REQUIREMENTS:
From the records below, copy every line that contains the word "नगरप".

RECORDS TO PROCESS:
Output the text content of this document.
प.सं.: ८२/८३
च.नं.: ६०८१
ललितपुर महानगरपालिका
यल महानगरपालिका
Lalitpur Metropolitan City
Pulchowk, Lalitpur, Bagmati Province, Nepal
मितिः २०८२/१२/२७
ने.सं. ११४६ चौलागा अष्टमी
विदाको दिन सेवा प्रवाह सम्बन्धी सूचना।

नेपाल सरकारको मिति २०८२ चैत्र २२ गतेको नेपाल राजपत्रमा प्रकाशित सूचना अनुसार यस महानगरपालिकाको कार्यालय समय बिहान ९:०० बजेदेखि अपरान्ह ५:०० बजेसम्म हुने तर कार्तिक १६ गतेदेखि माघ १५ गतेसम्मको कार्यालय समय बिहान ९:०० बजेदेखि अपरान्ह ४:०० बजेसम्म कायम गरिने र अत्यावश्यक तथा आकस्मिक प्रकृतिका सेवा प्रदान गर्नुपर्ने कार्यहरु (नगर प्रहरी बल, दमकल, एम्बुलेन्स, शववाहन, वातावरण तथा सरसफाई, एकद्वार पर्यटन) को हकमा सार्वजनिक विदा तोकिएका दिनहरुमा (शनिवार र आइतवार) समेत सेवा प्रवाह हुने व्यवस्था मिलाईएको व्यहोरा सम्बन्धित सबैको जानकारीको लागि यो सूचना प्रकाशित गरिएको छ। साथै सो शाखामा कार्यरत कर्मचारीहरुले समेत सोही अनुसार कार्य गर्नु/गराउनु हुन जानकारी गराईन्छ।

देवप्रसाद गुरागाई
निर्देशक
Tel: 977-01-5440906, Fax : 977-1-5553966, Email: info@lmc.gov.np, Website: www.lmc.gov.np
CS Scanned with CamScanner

RIGHT ANSWER:
ललितपुर महानगरपालिका
यल महानगरपालिका
नेपाल सरकारको मिति २०८२ चैत्र २२ गतेको नेपाल राजपत्रमा प्रकाशित सूचना अनुसार यस महानगरपालिकाको कार्यालय समय बिहान ९:०० बजेदेखि अपरान्ह ५:०० बजेसम्म हुने तर कार्तिक १६ गतेदेखि माघ १५ गतेसम्मको कार्यालय समय बिहान ९:०० बजेदेखि अपरान्ह ४:०० बजेसम्म कायम गरिने र अत्यावश्यक तथा आकस्मिक प्रकृतिका सेवा प्रदान गर्नुपर्ने कार्यहरु (नगर प्रहरी बल, दमकल, एम्बुलेन्स, शववाहन, वातावरण तथा सरसफाई, एकद्वार पर्यटन) को हकमा सार्वजनिक विदा तोकिएका दिनहरुमा (शनिवार र आइतवार) समेत सेवा प्रवाह हुने व्यवस्था मिलाईएको व्यहोरा सम्बन्धित सबैको जानकारीको लागि यो सूचना प्रकाशित गरिएको छ। साथै सो शाखामा कार्यरत कर्मचारीहरुले समेत सोही अनुसार कार्य गर्नु/गराउनु हुन जानकारी गराईन्छ।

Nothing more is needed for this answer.